[start Recorded data]

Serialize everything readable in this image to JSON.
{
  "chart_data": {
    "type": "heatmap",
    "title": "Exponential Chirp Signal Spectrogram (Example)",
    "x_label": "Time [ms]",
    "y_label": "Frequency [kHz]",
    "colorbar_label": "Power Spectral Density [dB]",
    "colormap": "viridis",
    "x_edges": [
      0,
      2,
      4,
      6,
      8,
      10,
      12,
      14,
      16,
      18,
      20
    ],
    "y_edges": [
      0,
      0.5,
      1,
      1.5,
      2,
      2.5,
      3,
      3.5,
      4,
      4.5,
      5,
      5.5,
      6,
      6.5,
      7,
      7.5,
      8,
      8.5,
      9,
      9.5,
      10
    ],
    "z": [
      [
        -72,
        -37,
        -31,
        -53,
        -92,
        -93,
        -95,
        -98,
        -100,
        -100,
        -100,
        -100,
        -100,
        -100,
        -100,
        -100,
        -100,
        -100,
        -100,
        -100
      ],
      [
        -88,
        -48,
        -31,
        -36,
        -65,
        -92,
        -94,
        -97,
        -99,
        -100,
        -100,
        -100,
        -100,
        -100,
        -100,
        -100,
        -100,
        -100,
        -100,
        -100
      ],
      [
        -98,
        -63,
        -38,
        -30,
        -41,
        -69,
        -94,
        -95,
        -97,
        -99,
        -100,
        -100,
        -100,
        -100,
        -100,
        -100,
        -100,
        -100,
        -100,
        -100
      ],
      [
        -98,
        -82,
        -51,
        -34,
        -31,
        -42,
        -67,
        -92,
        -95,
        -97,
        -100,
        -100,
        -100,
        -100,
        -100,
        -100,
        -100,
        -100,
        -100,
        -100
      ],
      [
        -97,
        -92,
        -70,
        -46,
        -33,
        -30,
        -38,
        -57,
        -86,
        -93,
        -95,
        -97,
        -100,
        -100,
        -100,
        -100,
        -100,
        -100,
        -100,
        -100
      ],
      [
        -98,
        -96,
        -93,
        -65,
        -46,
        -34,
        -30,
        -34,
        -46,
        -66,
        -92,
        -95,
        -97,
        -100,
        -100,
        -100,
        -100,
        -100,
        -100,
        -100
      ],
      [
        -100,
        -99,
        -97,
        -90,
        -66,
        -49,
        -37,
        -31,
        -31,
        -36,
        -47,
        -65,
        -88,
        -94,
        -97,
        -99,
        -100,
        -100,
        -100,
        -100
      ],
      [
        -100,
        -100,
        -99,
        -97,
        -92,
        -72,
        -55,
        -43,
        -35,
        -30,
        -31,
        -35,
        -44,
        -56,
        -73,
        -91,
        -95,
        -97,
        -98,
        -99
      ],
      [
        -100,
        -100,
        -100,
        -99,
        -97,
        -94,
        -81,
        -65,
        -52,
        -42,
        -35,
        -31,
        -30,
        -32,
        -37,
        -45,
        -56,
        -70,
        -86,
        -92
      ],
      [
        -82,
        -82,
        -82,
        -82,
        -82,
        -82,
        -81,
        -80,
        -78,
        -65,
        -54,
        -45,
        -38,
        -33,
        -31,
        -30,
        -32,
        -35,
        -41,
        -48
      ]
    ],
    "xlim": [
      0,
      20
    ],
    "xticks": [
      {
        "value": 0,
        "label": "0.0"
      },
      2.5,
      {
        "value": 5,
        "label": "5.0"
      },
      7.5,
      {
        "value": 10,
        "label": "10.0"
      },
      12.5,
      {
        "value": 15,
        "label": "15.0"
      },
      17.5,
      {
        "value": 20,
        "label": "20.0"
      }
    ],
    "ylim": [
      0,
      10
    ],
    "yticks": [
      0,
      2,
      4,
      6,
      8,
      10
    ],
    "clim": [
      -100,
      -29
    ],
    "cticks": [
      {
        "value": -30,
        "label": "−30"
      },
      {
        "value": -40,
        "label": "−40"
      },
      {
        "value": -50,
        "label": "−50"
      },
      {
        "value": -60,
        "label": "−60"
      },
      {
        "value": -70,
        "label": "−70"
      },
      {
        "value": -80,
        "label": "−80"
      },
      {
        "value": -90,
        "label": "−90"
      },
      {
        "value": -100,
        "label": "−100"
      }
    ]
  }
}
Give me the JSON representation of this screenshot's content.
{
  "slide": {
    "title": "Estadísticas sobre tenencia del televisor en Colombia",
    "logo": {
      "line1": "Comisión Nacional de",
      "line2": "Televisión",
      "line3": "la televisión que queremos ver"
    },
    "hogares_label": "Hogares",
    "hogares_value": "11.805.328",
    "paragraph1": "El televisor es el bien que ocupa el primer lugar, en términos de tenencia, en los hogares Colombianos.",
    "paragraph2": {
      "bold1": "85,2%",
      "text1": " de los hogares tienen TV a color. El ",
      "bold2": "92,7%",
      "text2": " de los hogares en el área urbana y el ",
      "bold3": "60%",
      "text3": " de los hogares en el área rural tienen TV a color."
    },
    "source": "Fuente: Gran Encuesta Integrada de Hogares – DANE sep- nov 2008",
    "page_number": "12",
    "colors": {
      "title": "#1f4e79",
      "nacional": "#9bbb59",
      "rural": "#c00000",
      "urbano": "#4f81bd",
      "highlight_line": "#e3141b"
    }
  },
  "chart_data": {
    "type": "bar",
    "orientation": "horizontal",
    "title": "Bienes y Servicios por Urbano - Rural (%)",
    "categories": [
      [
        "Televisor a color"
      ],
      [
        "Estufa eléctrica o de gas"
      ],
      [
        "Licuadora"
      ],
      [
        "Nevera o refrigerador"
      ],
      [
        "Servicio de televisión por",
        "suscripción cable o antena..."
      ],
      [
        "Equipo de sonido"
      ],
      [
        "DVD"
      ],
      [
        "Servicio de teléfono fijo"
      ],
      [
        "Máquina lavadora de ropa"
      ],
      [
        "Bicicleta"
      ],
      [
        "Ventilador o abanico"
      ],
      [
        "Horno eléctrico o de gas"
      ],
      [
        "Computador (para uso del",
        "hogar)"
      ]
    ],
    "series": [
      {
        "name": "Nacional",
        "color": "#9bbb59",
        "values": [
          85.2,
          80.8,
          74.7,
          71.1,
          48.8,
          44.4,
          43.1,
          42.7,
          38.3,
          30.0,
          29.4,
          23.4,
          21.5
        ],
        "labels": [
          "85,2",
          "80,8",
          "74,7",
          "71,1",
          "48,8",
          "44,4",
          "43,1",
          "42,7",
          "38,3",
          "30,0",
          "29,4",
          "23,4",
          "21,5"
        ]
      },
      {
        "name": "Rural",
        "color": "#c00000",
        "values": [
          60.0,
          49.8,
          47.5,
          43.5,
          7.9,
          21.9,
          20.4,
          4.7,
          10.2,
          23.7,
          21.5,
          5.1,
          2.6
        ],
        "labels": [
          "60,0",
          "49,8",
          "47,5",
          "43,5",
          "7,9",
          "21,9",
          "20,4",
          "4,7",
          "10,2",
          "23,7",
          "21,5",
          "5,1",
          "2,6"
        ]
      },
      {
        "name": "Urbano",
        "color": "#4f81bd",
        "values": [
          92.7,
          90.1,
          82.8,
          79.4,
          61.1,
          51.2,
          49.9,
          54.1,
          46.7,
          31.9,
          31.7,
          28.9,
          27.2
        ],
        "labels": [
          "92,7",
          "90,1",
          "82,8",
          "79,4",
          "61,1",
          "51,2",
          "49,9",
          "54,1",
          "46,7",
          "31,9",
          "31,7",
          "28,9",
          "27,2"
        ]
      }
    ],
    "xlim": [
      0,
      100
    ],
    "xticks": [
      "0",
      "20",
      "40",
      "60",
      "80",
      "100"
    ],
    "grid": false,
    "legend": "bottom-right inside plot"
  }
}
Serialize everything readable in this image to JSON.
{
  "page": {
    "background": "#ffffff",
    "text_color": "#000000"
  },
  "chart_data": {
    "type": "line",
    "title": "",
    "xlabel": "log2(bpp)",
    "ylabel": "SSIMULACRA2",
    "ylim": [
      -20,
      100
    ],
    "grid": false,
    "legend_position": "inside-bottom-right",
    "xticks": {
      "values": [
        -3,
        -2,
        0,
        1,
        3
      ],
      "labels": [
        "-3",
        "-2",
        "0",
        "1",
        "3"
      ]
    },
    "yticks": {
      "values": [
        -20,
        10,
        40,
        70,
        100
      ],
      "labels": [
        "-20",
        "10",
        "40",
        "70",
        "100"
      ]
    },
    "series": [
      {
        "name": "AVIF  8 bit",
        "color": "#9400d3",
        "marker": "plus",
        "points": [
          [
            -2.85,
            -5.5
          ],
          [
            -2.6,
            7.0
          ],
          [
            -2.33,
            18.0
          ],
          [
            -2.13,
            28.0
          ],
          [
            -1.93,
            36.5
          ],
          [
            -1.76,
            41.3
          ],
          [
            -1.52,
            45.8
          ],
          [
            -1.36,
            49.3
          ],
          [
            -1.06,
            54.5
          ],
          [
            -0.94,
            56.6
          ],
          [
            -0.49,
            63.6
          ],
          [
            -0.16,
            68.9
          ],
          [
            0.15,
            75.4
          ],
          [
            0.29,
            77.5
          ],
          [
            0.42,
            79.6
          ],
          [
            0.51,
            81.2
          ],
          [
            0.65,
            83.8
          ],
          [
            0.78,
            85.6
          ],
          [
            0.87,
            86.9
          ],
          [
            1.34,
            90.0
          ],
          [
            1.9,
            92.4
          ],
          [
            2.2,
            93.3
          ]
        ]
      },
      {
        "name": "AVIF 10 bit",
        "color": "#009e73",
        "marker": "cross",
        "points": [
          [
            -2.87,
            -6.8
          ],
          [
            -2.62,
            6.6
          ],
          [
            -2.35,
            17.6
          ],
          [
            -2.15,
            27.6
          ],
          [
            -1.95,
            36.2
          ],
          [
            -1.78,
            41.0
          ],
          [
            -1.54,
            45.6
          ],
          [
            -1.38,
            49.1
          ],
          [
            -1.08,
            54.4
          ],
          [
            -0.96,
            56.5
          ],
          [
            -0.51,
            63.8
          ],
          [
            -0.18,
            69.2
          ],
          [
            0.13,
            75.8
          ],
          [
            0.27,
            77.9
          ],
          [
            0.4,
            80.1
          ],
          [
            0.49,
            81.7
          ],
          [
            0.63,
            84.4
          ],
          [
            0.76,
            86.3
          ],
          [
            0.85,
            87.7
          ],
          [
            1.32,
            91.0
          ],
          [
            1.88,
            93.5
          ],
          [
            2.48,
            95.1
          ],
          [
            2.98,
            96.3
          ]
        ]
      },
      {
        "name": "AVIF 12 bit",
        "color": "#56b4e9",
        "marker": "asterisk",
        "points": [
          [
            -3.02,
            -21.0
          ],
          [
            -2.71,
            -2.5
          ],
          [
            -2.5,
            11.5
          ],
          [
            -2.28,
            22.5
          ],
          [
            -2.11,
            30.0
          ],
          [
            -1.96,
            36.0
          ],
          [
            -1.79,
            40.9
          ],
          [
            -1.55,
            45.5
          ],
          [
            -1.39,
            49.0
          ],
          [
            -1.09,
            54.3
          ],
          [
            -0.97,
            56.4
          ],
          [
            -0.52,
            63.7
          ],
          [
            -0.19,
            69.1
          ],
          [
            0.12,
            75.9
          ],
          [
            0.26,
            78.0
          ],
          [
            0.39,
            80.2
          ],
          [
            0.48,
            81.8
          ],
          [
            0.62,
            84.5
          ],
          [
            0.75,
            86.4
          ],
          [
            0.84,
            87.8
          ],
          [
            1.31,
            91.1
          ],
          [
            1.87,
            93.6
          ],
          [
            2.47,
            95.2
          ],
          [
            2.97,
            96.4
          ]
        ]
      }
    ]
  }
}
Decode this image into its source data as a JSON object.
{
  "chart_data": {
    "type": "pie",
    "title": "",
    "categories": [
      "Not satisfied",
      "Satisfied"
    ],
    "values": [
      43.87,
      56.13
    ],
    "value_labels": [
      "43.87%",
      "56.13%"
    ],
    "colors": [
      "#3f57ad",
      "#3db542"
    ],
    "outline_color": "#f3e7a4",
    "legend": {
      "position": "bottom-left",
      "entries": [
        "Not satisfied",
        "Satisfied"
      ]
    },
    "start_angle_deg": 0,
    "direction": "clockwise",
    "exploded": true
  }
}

[end Recorded data]

* _Task requirements_:
Among the lines of the records above, count those holding the string "bottom", and report only the number.

* _Solution to this exercise_:
3